Short problem:
Report how many lines contain "Franca". Give the number and nothing else.

Data for the task:

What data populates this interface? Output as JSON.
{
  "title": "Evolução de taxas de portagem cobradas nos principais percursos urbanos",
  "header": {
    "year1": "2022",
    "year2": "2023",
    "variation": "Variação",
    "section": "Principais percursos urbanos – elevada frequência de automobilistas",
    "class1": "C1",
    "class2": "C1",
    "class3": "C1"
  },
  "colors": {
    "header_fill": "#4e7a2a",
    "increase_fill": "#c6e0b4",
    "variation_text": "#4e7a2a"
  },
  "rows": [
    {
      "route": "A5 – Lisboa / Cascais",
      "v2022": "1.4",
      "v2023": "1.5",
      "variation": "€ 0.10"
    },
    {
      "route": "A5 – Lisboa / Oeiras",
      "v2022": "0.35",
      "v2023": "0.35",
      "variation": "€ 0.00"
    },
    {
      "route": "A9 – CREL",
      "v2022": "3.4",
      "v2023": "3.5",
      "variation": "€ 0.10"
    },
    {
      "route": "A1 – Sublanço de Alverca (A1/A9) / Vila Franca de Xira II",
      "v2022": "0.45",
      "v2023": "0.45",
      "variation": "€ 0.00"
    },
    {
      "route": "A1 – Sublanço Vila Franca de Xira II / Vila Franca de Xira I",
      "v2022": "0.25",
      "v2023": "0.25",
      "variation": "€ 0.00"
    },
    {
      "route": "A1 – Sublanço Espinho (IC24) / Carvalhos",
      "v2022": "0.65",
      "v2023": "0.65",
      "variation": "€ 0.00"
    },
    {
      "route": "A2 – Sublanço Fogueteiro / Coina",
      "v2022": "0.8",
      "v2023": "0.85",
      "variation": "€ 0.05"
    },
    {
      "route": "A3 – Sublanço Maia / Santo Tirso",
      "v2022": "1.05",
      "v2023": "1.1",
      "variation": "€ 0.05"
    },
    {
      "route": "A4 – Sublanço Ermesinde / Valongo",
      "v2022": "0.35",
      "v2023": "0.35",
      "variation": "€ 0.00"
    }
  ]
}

Answer to the exercise:
2